Pick out every line that holds the string "JSON" and copy it.

[Collected data entries]
** start **
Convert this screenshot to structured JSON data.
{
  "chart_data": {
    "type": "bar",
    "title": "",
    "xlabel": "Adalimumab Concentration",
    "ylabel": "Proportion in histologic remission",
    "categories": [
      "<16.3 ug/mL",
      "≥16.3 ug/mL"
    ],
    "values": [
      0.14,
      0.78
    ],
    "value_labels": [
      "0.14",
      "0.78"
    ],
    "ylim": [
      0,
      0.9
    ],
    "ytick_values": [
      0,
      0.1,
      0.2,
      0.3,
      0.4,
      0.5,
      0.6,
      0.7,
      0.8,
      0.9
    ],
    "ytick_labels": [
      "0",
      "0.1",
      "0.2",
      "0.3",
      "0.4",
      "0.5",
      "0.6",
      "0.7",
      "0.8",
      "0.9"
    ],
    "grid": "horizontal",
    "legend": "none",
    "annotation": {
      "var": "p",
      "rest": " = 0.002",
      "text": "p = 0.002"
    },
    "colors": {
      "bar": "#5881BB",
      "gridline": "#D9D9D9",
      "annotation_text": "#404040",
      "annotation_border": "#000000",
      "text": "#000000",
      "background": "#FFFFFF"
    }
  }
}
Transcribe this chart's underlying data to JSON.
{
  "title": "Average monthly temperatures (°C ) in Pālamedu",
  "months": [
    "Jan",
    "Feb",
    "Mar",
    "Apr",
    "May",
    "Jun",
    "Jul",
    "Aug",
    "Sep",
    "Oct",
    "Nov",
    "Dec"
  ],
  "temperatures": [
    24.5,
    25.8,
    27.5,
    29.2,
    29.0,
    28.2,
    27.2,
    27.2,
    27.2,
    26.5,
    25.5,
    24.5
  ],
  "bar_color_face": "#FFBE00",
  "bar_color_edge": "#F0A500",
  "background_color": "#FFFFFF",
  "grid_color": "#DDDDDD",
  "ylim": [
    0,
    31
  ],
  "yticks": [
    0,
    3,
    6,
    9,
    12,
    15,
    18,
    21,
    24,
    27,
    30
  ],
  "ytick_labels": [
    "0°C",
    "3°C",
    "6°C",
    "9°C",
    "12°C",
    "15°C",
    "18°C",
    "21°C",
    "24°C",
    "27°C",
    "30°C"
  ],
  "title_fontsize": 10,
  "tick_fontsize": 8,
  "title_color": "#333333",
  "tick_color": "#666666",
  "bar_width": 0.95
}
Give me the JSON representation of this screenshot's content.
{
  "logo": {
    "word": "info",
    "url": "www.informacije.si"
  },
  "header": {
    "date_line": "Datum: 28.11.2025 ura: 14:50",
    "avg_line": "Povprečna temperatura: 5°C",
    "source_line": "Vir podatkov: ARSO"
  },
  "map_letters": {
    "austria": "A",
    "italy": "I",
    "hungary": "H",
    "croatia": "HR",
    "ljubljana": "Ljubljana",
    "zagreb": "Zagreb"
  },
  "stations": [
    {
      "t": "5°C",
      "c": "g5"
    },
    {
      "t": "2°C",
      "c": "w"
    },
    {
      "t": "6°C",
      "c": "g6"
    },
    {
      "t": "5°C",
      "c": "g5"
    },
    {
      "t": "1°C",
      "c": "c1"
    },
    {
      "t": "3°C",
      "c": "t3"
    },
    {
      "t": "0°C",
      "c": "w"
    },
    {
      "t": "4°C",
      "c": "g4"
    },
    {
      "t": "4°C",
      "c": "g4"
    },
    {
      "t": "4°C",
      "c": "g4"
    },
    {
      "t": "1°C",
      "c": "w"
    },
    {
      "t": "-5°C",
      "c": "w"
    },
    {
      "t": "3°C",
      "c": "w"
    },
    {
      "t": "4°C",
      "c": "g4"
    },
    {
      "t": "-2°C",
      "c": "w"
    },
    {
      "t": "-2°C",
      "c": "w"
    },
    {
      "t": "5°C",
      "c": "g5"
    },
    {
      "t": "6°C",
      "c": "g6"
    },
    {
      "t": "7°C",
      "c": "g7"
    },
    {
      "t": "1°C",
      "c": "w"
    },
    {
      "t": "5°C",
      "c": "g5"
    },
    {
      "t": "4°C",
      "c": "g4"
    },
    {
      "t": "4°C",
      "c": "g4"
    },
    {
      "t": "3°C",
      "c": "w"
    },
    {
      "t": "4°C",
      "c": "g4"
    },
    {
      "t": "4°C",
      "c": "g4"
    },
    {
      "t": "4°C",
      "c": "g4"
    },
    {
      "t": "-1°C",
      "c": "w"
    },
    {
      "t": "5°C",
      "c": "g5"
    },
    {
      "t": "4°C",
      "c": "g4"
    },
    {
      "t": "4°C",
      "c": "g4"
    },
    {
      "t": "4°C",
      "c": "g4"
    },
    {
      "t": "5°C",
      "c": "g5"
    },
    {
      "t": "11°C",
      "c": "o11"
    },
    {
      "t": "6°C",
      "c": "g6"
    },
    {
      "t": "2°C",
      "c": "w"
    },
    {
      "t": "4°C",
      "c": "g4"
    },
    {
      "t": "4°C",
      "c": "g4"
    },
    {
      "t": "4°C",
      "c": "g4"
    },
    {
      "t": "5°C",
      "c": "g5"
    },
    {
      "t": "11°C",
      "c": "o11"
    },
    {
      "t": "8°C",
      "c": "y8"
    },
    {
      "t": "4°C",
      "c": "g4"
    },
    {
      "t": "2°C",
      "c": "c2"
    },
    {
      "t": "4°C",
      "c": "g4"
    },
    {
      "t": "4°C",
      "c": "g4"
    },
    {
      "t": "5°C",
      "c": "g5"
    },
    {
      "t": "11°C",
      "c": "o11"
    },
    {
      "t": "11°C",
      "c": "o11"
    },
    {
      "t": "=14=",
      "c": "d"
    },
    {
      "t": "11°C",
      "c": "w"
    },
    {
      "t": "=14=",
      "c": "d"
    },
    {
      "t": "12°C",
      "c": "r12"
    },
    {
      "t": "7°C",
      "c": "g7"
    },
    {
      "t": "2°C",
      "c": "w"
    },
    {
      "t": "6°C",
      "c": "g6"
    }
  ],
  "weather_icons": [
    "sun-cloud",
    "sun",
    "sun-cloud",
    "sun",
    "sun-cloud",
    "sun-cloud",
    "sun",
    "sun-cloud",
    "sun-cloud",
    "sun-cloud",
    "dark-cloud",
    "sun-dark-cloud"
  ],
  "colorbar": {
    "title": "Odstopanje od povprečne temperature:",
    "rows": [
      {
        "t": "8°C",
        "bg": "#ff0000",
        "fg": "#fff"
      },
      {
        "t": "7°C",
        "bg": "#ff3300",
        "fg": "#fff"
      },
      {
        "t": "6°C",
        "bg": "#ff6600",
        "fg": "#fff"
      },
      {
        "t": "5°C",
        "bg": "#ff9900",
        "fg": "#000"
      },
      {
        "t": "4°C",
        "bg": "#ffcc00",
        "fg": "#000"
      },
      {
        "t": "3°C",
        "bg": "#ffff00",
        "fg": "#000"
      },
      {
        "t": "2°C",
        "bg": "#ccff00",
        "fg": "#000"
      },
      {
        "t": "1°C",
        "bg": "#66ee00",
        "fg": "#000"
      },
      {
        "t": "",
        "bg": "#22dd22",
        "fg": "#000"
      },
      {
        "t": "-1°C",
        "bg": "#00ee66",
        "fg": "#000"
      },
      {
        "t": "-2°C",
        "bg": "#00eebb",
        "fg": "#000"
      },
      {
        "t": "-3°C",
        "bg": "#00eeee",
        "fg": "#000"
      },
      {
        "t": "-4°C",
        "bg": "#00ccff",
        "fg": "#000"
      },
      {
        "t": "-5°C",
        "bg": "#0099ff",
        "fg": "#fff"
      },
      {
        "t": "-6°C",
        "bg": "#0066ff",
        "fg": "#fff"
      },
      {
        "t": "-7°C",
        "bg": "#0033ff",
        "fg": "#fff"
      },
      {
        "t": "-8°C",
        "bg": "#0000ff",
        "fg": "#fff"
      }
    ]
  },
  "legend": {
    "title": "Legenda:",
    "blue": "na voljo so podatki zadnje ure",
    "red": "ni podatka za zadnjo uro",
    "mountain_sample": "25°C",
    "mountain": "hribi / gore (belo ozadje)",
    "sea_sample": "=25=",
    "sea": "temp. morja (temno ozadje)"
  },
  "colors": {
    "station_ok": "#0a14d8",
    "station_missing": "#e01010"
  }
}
** end **
[TASK OUTPUT]
Convert this screenshot to structured JSON data.
Transcribe this chart's underlying data to JSON.
Give me the JSON representation of this screenshot's content.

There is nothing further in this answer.